Select every line containing the word "June" from the material, and copy those lines.
------------------------------------
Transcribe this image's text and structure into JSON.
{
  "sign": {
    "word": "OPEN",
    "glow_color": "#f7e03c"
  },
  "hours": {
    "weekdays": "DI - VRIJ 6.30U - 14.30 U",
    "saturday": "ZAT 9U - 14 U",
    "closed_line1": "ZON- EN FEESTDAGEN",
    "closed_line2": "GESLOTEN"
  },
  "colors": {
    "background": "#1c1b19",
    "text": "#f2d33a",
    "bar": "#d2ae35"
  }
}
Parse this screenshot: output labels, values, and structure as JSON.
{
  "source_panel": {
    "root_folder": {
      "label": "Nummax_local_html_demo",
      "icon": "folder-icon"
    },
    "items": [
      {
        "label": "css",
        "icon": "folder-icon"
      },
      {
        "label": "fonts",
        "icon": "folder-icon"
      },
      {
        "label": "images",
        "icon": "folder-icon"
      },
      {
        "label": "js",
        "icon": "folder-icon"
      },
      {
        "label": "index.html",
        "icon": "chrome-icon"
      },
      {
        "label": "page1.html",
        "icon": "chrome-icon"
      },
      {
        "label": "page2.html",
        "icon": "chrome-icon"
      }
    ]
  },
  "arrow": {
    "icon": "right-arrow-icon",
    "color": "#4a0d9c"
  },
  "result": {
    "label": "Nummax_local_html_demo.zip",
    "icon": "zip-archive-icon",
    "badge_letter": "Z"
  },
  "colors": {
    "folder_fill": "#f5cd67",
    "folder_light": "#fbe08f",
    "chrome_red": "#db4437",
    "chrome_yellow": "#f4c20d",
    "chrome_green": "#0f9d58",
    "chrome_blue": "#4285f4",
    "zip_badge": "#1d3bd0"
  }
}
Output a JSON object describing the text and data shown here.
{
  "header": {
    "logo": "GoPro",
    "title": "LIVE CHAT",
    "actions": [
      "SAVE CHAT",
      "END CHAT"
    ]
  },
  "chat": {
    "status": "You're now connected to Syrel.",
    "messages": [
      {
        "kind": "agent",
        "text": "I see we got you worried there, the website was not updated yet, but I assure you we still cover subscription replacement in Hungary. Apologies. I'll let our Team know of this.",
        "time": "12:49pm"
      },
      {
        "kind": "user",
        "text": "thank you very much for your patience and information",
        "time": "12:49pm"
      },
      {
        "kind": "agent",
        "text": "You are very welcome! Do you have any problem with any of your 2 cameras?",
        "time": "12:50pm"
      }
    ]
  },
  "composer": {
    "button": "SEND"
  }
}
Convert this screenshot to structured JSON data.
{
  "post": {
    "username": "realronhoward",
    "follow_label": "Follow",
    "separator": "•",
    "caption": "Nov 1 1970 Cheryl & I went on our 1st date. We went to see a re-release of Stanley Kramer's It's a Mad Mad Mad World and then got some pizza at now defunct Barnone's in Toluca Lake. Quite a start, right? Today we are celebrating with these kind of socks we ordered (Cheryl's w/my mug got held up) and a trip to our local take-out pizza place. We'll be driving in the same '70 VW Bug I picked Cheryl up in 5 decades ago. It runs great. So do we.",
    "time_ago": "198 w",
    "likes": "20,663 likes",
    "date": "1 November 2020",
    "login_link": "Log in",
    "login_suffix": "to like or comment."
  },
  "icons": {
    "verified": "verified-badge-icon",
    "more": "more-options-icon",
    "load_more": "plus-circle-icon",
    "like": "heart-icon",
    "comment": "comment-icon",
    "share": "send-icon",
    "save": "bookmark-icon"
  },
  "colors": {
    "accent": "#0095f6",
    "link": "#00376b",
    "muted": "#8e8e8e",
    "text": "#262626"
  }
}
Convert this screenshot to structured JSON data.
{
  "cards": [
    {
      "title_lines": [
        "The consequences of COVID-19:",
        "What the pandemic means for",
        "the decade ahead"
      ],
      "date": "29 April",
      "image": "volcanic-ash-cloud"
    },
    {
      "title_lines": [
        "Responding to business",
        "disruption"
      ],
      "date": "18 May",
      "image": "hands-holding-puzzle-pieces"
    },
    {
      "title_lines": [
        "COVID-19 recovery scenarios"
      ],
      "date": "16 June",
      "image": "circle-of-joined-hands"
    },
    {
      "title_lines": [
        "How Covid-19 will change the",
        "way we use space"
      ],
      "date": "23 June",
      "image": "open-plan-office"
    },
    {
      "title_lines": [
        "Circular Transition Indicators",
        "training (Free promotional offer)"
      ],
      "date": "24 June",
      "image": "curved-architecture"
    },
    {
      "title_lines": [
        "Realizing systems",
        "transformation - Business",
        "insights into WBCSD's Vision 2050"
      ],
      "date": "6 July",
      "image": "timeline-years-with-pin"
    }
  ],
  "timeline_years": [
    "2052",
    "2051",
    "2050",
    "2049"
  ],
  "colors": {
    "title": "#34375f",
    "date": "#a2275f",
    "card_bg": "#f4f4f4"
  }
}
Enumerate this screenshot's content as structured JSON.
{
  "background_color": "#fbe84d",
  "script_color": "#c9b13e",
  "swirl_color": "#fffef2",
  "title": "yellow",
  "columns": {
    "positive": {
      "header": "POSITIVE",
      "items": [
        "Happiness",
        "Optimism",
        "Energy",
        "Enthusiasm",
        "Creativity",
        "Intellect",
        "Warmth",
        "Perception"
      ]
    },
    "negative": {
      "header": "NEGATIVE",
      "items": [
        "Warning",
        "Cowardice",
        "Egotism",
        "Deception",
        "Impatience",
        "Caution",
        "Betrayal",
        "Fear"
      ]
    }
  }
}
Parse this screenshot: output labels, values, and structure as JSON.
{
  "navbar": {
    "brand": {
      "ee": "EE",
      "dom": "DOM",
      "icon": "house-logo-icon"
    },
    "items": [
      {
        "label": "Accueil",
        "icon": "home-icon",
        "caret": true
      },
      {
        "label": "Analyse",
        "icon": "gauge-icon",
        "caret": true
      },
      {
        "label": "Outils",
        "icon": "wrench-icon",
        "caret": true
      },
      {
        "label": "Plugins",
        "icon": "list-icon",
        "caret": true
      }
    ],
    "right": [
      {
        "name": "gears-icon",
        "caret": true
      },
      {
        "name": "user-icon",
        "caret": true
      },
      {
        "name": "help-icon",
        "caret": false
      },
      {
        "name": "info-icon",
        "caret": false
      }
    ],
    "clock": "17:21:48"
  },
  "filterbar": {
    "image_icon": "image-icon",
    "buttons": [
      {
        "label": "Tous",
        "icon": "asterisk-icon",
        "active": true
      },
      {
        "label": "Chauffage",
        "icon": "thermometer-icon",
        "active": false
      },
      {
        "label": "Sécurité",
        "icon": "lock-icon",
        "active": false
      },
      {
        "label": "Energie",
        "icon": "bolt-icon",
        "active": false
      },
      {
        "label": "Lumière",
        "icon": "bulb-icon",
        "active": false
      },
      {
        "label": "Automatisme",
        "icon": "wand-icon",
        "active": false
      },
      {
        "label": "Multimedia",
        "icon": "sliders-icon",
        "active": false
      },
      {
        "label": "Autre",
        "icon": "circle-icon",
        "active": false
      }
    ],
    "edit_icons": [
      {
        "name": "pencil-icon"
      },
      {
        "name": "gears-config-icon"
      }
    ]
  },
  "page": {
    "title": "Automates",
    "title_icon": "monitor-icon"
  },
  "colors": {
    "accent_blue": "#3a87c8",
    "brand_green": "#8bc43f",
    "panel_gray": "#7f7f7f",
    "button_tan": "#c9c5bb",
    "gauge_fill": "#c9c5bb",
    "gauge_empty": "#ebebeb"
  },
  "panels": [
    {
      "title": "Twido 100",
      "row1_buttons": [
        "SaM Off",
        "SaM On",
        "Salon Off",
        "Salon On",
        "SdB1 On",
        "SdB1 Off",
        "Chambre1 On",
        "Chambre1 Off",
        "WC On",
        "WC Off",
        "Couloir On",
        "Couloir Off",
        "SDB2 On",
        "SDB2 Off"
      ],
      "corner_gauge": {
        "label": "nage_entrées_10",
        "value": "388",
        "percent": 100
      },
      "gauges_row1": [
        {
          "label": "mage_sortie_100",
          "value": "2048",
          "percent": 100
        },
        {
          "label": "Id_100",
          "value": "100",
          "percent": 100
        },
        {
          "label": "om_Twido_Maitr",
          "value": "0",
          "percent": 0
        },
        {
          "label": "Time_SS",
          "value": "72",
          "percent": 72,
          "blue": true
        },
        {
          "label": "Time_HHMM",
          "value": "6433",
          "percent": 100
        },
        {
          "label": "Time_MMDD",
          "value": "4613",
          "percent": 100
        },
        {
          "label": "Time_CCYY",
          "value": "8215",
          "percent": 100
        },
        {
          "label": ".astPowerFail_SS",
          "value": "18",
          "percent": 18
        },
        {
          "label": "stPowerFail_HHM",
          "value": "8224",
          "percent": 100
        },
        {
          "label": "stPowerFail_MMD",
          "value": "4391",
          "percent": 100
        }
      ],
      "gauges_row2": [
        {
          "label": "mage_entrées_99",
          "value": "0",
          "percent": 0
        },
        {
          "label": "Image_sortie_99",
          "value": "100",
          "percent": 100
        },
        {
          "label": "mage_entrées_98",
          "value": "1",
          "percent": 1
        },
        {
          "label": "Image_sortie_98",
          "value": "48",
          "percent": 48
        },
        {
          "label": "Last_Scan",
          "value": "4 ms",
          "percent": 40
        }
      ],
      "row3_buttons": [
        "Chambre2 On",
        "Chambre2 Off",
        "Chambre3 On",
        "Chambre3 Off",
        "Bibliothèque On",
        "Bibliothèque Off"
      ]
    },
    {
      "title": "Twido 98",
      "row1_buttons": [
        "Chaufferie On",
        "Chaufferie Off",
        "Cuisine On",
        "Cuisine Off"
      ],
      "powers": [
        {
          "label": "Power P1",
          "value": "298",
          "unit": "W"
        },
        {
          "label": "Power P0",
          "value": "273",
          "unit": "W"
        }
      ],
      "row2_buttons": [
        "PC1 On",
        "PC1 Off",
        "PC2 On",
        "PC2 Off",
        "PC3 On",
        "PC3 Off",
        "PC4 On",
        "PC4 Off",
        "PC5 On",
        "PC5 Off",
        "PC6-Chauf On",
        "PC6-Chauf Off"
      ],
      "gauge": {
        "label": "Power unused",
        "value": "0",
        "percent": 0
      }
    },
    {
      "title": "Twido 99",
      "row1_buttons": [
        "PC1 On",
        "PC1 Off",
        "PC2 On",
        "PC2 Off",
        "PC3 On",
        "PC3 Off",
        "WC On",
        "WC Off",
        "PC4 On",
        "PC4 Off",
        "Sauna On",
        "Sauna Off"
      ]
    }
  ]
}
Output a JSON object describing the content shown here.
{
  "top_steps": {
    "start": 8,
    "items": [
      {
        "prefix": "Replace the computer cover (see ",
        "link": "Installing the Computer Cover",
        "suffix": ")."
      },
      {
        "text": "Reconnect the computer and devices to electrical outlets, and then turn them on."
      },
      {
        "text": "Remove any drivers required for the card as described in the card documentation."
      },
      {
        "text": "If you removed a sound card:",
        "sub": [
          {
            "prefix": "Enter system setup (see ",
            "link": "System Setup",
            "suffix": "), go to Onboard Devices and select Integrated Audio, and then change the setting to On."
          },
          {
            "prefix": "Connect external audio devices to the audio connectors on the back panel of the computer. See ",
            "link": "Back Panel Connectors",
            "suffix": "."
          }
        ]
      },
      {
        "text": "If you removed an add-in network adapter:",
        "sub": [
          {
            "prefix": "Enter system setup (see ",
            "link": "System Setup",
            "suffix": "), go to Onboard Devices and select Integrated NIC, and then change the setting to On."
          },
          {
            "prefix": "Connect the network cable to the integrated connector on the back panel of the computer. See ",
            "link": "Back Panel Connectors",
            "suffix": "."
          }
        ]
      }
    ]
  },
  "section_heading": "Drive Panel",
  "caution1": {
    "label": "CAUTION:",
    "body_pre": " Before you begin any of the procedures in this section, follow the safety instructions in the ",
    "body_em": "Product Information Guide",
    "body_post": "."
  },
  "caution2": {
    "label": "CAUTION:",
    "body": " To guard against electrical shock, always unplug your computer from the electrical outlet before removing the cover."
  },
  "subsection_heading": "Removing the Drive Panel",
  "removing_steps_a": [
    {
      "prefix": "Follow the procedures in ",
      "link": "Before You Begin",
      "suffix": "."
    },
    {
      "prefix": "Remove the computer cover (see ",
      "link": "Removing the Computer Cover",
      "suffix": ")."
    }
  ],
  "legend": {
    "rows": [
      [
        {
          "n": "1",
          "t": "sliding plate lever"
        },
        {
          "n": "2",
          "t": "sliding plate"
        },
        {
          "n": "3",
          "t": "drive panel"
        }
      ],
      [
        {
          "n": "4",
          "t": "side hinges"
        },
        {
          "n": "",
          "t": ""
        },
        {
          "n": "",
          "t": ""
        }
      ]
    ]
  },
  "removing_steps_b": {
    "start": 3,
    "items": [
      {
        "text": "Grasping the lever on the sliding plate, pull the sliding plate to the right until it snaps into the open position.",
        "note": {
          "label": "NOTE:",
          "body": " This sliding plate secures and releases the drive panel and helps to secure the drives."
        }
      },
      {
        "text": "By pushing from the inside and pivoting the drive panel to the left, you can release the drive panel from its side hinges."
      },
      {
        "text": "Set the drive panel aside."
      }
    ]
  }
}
------------------------------------
Task result:
      "date": "16 June",
      "date": "23 June",
      "date": "24 June",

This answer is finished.